GIVEN INSTRUCTION: How many lines in the records below contain the word "JSON"? Answer with the number alone.

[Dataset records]
· · · · ·

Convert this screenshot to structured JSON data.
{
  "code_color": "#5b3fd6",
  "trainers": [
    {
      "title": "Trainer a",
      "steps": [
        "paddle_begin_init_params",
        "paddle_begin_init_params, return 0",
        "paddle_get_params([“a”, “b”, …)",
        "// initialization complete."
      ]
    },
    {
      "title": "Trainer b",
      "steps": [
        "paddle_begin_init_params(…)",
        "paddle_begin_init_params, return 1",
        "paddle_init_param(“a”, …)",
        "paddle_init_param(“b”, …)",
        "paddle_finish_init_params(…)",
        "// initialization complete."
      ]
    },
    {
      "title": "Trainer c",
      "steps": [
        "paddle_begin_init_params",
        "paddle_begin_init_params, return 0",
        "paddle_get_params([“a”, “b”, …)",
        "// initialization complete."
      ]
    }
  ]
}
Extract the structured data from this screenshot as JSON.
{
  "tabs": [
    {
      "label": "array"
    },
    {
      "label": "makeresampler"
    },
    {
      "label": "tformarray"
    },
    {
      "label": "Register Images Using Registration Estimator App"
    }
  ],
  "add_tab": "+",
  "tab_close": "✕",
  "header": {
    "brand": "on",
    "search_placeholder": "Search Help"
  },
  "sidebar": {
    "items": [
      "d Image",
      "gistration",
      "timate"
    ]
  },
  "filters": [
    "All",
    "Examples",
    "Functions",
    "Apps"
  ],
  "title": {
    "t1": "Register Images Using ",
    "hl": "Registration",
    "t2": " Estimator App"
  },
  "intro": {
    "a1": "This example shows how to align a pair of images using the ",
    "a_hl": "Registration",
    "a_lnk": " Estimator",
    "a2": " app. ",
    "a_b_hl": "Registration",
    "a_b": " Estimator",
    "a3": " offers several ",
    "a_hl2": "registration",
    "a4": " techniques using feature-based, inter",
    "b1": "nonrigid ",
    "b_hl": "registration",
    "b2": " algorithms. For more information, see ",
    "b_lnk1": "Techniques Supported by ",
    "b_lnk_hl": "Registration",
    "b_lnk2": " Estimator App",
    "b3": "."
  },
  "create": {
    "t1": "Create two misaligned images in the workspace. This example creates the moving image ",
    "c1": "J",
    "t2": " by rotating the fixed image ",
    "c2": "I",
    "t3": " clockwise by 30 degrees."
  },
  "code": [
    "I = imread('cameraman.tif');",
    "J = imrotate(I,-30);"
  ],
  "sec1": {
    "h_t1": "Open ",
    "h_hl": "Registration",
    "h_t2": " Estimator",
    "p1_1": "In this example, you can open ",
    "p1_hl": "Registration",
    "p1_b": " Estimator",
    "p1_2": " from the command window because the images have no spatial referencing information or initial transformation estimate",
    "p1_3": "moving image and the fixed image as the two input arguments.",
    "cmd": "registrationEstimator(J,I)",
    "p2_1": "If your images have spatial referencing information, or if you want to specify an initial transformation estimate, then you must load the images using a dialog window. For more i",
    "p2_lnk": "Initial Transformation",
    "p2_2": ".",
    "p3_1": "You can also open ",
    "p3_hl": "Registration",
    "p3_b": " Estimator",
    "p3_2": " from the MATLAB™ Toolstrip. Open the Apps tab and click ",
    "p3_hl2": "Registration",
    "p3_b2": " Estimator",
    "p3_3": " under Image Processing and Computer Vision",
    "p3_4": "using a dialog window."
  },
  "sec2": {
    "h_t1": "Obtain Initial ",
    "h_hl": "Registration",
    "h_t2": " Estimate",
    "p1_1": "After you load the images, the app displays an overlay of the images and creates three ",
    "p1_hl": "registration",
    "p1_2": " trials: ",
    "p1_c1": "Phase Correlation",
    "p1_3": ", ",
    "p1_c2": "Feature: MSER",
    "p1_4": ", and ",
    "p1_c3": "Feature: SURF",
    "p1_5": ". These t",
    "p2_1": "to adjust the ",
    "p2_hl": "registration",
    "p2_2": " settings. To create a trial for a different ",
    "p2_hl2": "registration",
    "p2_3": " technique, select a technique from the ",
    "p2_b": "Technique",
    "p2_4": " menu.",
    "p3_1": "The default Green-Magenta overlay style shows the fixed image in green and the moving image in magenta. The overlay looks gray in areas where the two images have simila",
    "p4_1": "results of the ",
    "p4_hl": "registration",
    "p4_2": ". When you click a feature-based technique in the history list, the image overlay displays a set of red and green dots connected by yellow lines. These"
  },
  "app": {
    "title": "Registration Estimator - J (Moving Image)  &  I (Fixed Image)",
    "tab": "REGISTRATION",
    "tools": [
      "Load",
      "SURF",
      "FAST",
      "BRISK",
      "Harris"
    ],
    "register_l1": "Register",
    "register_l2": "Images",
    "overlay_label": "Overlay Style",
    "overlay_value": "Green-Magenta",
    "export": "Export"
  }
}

· · · · ·

WORKED ANSWER: 2